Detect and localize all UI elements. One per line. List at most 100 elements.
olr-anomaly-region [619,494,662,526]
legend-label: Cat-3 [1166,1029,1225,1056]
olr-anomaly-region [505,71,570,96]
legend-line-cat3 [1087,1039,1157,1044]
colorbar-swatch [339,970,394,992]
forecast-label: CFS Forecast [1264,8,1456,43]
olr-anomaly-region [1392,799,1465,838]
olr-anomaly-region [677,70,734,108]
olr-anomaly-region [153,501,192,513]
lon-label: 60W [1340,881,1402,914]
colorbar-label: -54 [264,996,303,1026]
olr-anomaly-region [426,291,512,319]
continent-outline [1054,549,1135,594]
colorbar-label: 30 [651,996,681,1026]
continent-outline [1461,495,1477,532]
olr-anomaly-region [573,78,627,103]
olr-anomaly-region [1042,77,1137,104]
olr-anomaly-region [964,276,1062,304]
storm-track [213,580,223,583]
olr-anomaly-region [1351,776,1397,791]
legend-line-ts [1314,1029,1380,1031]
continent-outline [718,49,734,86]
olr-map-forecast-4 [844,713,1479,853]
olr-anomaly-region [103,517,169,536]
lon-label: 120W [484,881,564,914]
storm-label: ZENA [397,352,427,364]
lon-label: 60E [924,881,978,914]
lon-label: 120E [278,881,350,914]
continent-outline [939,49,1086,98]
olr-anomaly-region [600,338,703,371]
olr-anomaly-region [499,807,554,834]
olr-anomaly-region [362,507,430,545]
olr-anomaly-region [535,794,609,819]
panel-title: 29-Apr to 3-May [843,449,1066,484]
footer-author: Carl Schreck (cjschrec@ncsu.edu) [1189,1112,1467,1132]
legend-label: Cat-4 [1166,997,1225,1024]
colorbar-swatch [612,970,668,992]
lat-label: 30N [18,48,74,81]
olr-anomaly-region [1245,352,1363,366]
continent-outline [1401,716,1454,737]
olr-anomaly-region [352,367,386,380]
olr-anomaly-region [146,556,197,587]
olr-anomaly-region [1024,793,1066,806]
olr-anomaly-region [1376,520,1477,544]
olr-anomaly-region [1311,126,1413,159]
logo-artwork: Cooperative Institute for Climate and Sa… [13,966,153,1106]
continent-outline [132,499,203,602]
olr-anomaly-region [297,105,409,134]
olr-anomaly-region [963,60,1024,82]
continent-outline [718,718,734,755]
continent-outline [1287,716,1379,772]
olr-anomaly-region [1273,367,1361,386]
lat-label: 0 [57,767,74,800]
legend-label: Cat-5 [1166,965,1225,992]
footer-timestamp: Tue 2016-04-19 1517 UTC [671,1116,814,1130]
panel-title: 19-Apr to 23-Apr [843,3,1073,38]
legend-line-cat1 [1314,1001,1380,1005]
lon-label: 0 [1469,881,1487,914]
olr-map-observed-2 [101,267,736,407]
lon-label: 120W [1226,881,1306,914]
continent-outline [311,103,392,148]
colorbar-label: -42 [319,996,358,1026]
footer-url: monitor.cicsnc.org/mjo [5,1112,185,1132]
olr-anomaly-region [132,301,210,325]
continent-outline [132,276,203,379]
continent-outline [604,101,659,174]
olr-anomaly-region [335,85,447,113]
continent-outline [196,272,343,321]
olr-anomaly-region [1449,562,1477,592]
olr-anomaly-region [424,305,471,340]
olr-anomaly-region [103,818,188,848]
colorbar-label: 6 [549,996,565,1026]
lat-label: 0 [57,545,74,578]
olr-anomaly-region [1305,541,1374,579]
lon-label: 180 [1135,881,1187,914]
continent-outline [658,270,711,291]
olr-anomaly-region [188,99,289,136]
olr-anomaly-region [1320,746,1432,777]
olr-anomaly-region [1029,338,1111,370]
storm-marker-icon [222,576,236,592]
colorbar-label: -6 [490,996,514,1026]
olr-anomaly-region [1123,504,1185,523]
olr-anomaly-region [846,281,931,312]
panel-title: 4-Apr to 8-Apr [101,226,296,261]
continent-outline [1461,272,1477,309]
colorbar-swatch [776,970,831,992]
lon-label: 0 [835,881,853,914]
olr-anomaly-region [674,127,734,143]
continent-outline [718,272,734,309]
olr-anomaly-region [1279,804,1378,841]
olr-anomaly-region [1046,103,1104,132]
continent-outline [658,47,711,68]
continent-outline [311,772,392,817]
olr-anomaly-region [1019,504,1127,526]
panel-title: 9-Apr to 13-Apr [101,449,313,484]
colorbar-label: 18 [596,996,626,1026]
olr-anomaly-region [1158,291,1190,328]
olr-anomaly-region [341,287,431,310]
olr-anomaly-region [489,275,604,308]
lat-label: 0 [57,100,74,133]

> [Short task] Please pull out every line of the records above that contains the word "forecast".

> [Task response]
forecast-label: CFS Forecast [1264,8,1456,43]
olr-map-forecast-4 [844,713,1479,853]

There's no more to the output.